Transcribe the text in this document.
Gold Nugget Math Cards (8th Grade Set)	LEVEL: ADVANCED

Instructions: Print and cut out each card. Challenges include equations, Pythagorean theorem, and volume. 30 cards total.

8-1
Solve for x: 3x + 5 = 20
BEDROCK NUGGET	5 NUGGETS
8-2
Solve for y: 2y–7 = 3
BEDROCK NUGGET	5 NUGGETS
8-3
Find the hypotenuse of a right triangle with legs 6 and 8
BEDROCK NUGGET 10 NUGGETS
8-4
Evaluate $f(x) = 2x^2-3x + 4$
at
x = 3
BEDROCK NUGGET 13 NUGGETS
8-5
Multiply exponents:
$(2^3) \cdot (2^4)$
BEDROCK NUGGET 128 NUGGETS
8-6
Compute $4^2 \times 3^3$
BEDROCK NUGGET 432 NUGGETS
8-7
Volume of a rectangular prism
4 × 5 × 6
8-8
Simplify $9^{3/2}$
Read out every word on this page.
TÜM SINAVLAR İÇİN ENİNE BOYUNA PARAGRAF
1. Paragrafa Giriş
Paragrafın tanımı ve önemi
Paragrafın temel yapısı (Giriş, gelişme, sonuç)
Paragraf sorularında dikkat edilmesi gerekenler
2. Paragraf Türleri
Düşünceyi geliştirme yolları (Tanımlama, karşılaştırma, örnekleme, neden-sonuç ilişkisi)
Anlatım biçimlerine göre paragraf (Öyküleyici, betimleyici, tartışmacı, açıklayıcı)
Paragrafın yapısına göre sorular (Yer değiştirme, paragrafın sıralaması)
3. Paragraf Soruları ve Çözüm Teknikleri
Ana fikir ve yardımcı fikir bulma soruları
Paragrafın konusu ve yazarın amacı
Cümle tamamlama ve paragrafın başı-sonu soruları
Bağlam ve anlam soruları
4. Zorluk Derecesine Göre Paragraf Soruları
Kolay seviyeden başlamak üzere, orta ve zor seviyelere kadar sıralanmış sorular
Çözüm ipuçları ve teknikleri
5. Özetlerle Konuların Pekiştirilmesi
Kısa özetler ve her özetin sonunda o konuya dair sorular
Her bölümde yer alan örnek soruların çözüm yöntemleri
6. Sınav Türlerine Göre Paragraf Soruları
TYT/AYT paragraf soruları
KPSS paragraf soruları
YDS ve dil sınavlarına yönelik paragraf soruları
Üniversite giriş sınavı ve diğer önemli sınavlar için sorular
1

§ Requirement
Your task is to gather all lines from the entries above that hold the word "this".

§ Exercise result
Transcribe the text in this document.
Read out every word on this page.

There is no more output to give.